> _What you are asked to do_: Restate the listing that follows word for word, without its pictures.
────────
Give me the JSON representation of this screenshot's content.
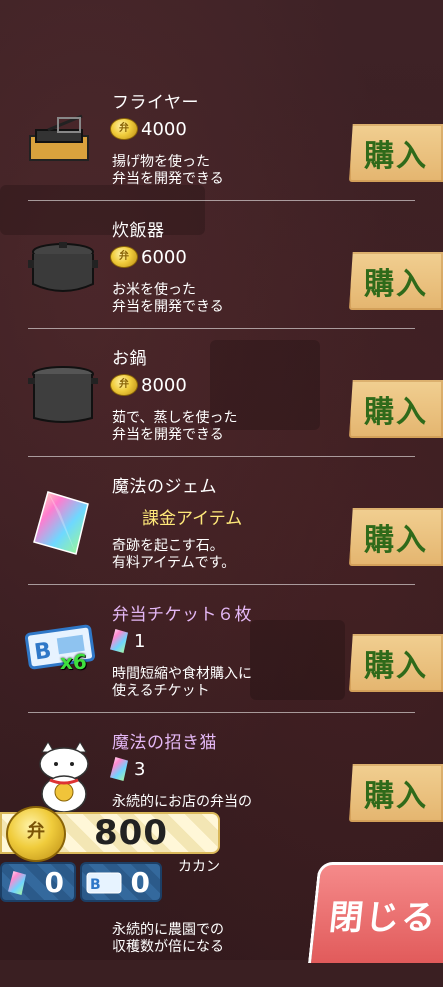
{
  "items": [
    {
      "name": "フライヤー",
      "price": "4000",
      "desc": "揚げ物を使った\n弁当を開発できる",
      "buy": "購入"
    },
    {
      "name": "炊飯器",
      "price": "6000",
      "desc": "お米を使った\n弁当を開発できる",
      "buy": "購入"
    },
    {
      "name": "お鍋",
      "price": "8000",
      "desc": "茹で、蒸しを使った\n弁当を開発できる",
      "buy": "購入"
    },
    {
      "name": "魔法のジェム",
      "paid": "課金アイテム",
      "desc": "奇跡を起こす石。\n有料アイテムです。",
      "buy": "購入"
    },
    {
      "name": "弁当チケット６枚",
      "gem_price": "1",
      "desc": "時間短縮や食材購入に\n使えるチケット",
      "buy": "購入",
      "ticket_badge": "x6"
    },
    {
      "name": "魔法の招き猫",
      "gem_price": "3",
      "desc": "永続的にお店の弁当の",
      "buy": "購入"
    },
    {
      "desc": "永続的に農園での\n収穫数が倍になる"
    }
  ],
  "coin_symbol": "弁",
  "hud": {
    "coins": "800",
    "gems": "0",
    "tickets": "0",
    "close_label": "閉じる",
    "partial_label": "カカン"
  },
  "colors": {
    "buy_text": "#2f6a1a",
    "buy_bg": "#e9c17e",
    "close_bg": "#e66a6a",
    "paid_text": "#ffe97a"
  }
}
────────
> _Worked solution_:
Give me the JSON representation of this screenshot's content.
{
  "items": [
    {
      "name": "フライヤー",
      "price": "4000",
      "desc": "揚げ物を使った\n弁当を開発できる",
      "buy": "購入"
    },
    {
      "name": "炊飯器",
      "price": "6000",
      "desc": "お米を使った\n弁当を開発できる",
      "buy": "購入"
    },
    {
      "name": "お鍋",
      "price": "8000",
      "desc": "茹で、蒸しを使った\n弁当を開発できる",
      "buy": "購入"
    },
    {
      "name": "魔法のジェム",
      "paid": "課金アイテム",
      "desc": "奇跡を起こす石。\n有料アイテムです。",
      "buy": "購入"
    },
    {
      "name": "弁当チケット６枚",
      "gem_price": "1",
      "desc": "時間短縮や食材購入に\n使えるチケット",
      "buy": "購入",
      "ticket_badge": "x6"
    },
    {
      "name": "魔法の招き猫",
      "gem_price": "3",
      "desc": "永続的にお店の弁当の",
      "buy": "購入"
    },
    {
      "desc": "永続的に農園での\n収穫数が倍になる"
    }
  ],
  "coin_symbol": "弁",
  "hud": {
    "coins": "800",
    "gems": "0",
    "tickets": "0",
    "close_label": "閉じる",
    "partial_label": "カカン"
  },
  "colors": {
    "buy_text": "#2f6a1a",
    "buy_bg": "#e9c17e",
    "close_bg": "#e66a6a",
    "paid_text": "#ffe97a"
  }
}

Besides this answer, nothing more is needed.